● Your objective
Locate every line in the records below that contains the word "text", and copy each one.

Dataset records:
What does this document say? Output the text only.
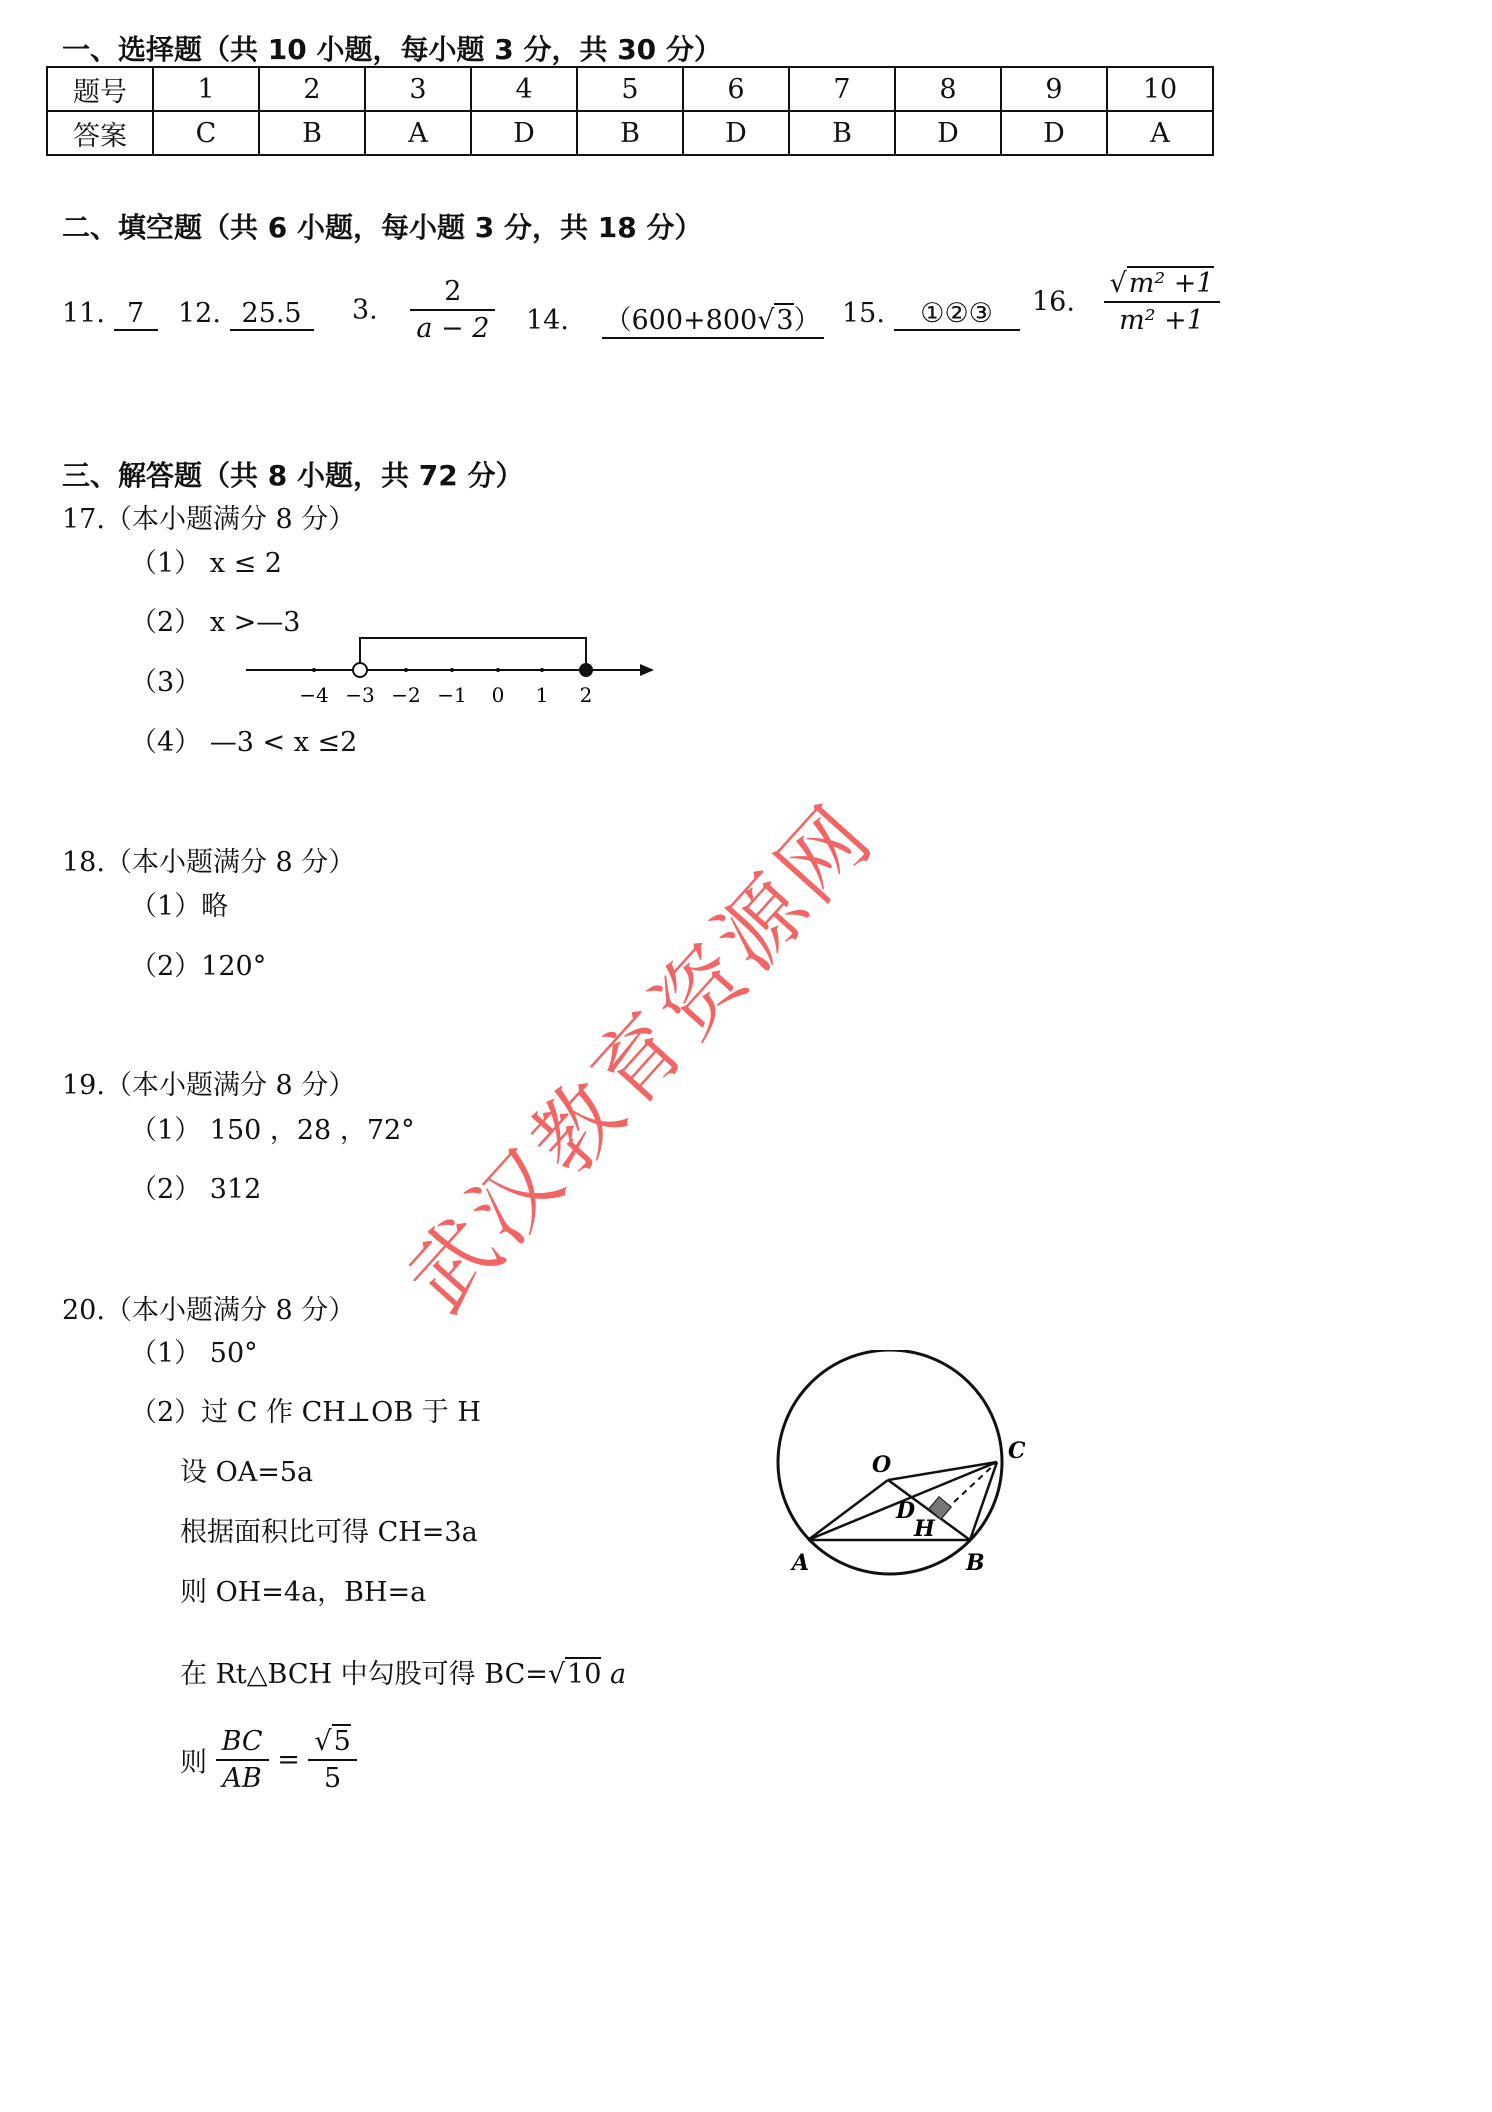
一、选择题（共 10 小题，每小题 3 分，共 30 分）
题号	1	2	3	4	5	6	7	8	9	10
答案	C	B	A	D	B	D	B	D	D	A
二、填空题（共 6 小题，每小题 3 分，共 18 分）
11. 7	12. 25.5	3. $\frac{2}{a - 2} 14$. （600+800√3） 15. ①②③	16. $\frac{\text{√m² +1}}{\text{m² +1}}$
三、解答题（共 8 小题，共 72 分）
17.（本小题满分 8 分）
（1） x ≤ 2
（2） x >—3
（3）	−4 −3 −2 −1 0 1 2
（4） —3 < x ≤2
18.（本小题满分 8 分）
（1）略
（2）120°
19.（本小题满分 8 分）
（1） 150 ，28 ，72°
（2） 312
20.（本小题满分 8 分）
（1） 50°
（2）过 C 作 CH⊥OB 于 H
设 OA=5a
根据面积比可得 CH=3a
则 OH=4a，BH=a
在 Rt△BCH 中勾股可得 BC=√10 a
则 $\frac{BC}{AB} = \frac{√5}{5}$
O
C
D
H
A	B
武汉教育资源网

* * *

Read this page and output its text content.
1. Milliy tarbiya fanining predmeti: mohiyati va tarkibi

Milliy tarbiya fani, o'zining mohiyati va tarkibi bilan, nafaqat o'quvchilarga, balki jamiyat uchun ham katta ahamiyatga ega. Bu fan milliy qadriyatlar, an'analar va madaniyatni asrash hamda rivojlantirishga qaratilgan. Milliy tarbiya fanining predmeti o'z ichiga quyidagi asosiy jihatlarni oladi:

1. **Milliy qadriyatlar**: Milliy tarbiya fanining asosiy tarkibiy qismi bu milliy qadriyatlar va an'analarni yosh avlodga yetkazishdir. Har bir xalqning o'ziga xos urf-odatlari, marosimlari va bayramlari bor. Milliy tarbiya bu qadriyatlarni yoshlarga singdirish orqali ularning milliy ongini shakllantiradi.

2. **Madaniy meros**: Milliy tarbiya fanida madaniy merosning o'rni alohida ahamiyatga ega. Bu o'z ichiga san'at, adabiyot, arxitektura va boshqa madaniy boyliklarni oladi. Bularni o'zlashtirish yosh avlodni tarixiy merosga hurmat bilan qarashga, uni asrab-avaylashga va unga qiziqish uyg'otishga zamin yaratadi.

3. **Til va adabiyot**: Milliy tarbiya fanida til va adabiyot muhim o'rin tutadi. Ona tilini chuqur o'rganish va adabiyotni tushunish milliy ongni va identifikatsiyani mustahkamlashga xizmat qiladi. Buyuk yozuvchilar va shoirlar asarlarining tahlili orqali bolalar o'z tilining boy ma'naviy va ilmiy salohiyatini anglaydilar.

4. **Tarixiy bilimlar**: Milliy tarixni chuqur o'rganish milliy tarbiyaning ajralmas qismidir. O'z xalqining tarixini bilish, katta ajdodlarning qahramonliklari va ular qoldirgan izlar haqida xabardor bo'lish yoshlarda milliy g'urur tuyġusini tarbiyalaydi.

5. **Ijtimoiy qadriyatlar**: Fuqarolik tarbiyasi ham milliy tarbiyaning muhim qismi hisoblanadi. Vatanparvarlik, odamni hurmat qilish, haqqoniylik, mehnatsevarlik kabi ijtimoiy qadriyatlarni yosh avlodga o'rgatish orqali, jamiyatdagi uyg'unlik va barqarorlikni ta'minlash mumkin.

● Exercise solution
What does this document say? Output the text only.
11. 7	12. 25.5	3. $\frac{2}{a - 2} 14$. （600+800√3） 15. ①②③	16. $\frac{\text{√m² +1}}{\text{m² +1}}$
Read this page and output its text content.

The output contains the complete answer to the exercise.